Stored dataset items
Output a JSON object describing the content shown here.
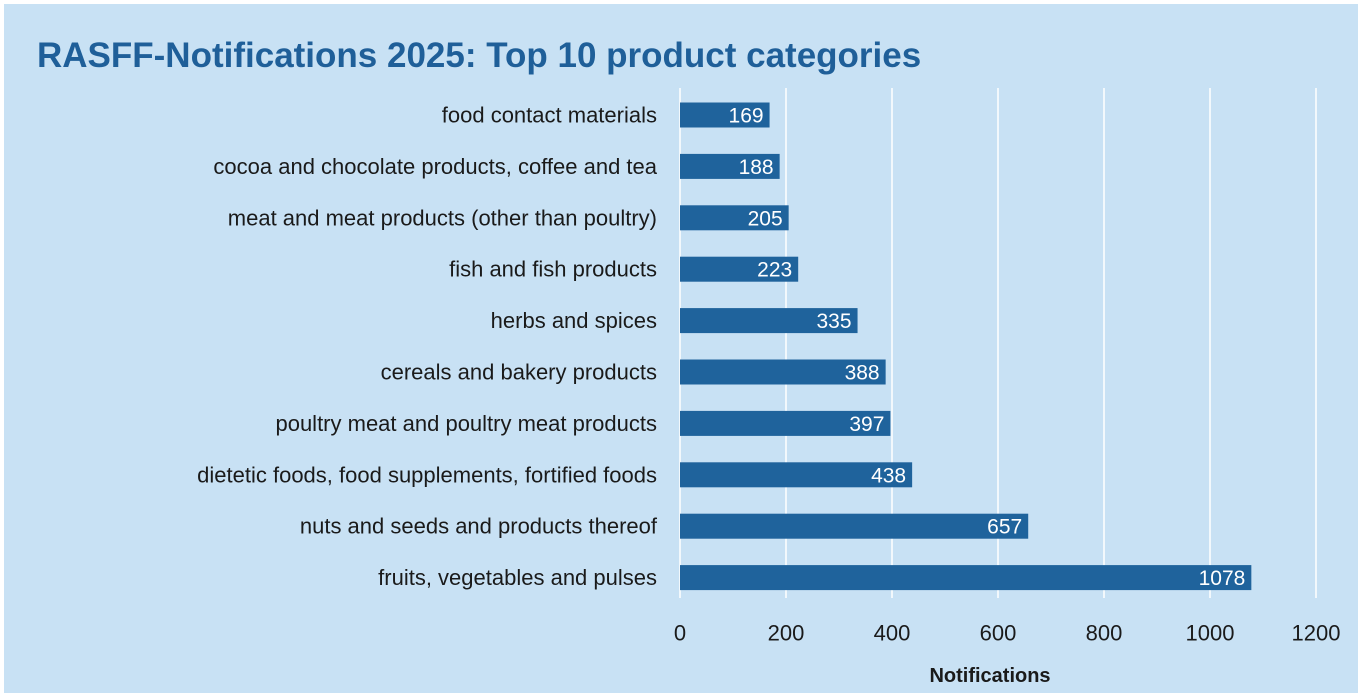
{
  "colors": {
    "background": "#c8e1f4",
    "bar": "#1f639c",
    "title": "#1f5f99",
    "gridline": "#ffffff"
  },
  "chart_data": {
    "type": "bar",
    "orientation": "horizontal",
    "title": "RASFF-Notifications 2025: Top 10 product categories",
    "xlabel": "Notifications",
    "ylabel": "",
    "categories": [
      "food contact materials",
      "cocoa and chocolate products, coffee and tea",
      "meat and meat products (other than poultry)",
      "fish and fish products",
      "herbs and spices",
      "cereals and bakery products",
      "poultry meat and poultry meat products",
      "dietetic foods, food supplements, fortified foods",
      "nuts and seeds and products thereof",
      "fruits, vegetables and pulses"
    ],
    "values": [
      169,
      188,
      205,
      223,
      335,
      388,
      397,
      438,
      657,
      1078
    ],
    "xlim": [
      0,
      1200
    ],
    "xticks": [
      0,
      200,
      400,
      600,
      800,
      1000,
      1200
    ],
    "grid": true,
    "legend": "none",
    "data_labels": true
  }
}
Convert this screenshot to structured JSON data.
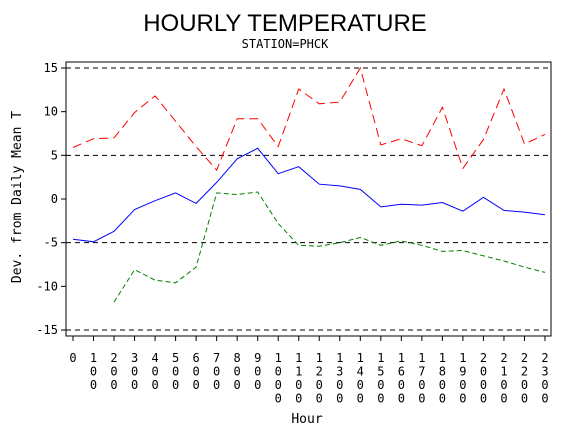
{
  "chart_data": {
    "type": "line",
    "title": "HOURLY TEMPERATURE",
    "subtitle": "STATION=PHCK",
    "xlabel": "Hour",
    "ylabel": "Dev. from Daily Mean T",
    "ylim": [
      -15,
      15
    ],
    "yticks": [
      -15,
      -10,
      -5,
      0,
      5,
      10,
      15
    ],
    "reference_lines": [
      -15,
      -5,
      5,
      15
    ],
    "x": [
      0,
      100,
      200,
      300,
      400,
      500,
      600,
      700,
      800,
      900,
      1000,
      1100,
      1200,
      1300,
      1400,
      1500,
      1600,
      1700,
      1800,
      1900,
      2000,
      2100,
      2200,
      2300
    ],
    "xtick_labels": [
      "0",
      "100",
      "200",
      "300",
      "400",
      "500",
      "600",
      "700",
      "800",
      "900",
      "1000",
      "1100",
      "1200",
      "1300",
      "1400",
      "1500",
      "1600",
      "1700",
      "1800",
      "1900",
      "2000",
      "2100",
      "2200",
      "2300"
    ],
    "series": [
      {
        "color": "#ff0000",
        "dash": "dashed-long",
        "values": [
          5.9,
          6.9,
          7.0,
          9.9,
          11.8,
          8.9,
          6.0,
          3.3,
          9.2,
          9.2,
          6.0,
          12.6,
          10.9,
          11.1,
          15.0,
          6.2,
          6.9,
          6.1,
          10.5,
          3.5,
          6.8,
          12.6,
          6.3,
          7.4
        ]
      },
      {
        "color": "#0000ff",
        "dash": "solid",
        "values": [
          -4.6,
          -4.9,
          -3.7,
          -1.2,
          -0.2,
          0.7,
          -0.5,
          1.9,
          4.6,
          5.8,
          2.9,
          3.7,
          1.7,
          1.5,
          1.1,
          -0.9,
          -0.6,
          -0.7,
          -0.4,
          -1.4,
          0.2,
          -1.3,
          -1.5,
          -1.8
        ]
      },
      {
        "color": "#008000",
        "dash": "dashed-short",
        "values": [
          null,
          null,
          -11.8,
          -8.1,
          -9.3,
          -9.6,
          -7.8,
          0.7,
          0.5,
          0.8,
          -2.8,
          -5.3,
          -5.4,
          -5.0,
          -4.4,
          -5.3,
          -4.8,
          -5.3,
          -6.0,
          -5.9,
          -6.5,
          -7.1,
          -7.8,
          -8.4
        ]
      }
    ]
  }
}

==

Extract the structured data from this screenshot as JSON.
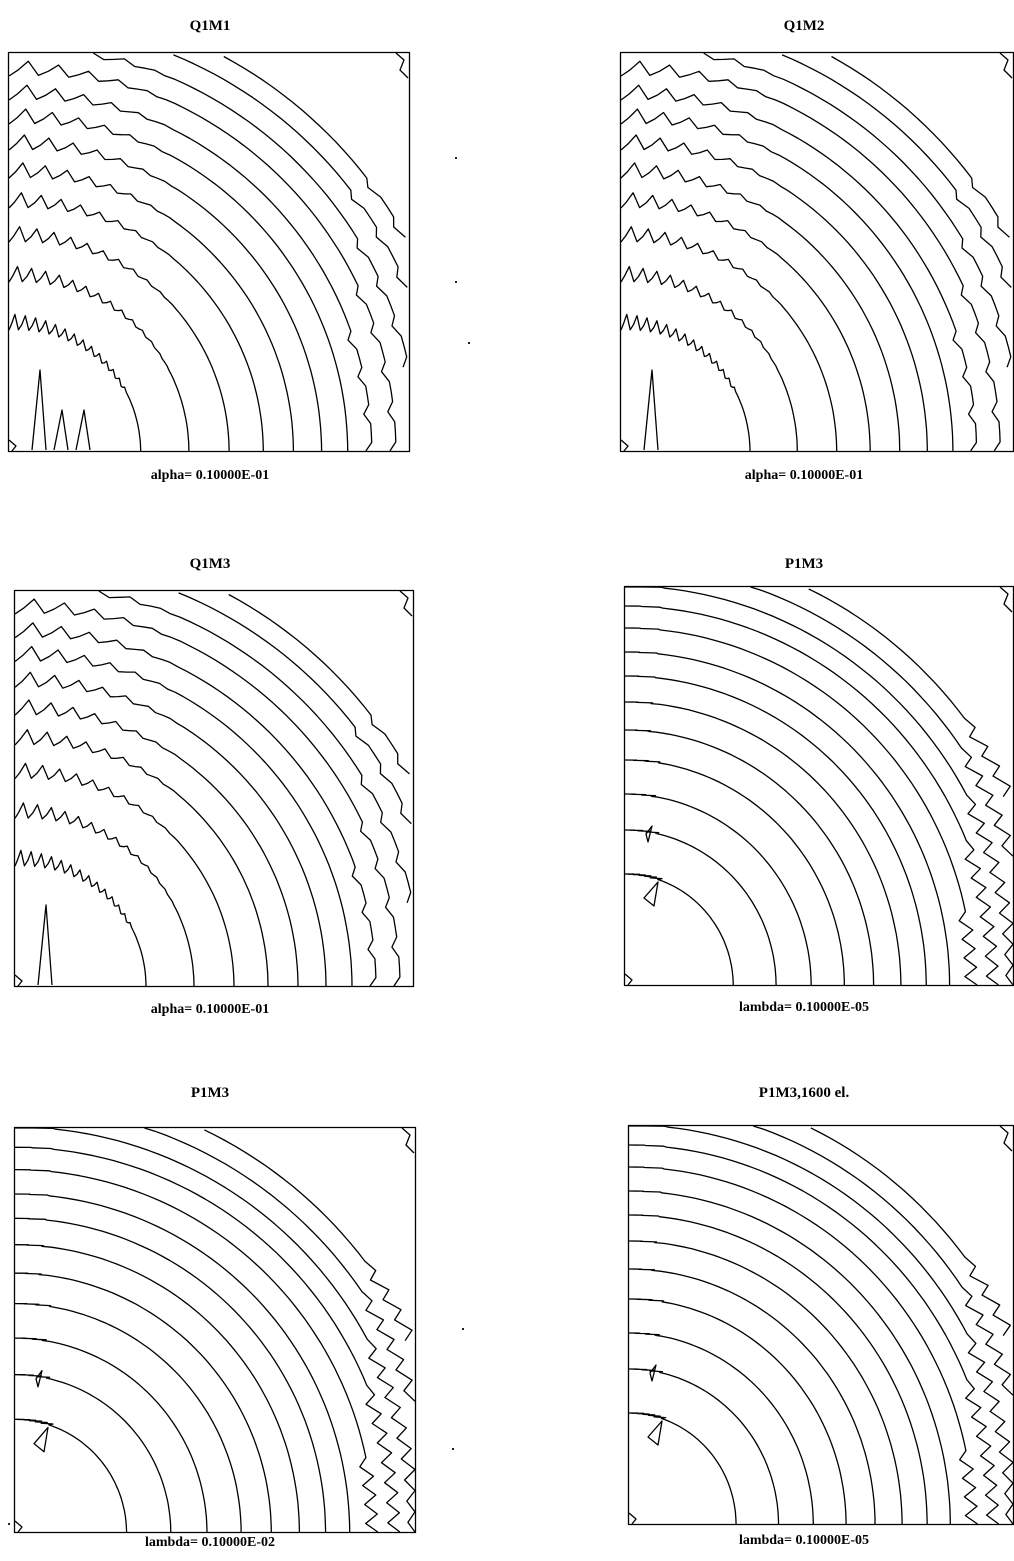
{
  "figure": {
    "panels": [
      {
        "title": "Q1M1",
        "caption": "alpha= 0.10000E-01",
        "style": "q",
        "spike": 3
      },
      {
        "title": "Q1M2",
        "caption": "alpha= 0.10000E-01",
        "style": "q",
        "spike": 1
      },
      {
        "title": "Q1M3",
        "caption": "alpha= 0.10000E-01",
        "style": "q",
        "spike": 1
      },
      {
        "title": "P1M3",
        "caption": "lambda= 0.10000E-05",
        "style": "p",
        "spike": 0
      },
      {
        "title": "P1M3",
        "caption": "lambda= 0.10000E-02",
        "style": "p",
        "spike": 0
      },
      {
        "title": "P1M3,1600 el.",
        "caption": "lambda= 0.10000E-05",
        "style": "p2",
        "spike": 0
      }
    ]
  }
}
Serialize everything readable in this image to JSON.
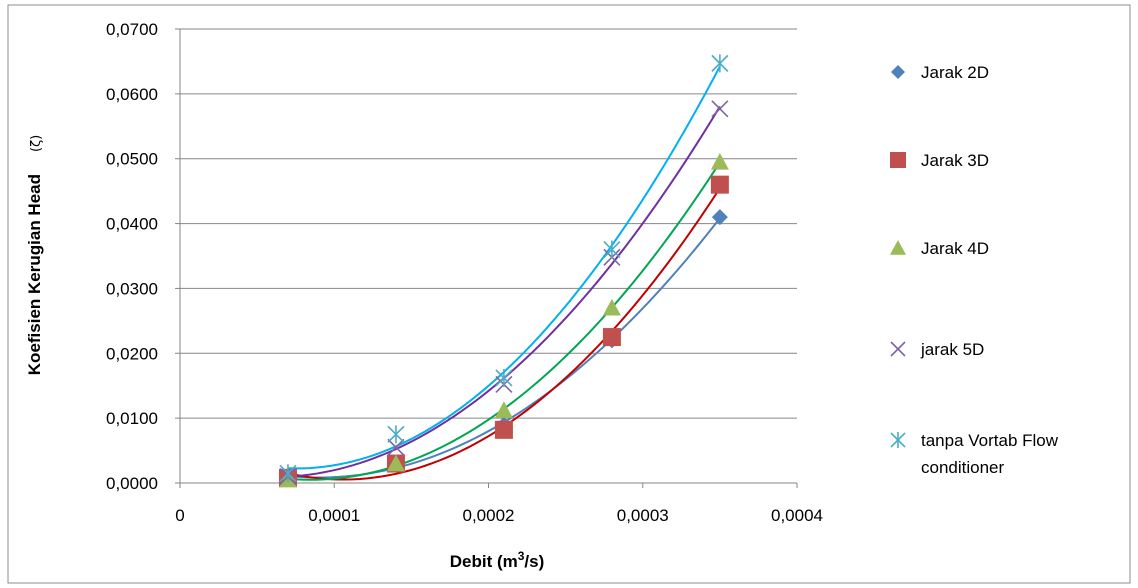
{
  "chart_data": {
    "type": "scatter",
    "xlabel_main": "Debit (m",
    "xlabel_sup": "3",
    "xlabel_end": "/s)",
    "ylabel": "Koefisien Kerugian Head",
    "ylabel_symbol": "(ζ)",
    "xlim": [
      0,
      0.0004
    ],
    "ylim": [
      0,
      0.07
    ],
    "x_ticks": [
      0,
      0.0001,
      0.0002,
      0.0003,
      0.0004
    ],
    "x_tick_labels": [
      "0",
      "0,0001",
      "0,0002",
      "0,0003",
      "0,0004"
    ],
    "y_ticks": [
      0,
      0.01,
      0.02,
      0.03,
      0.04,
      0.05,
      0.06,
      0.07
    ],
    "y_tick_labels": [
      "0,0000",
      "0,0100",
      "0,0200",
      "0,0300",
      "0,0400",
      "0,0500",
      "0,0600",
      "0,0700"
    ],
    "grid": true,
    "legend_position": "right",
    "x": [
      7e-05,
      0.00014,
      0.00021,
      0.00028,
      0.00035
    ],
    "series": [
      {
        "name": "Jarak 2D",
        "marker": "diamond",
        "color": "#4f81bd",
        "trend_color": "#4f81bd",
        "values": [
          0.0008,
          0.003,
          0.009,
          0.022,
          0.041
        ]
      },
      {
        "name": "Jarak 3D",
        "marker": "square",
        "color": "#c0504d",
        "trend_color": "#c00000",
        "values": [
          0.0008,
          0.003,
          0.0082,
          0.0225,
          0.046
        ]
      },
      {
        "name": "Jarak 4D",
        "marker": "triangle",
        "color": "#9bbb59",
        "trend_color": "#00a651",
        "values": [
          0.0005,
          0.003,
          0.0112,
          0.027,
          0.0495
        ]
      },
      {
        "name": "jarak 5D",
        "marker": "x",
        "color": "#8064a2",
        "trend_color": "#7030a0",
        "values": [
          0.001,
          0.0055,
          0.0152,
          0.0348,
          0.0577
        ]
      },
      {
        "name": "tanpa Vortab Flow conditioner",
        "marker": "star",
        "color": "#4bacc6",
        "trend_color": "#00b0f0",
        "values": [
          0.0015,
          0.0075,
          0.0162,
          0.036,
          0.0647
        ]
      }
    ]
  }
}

◆ What you have to do ◆
From the entries above, copy each line holding "meat".

◆ Finished task ◆
      "meat and meat products (other than poultry)",
      "poultry meat and poultry meat products",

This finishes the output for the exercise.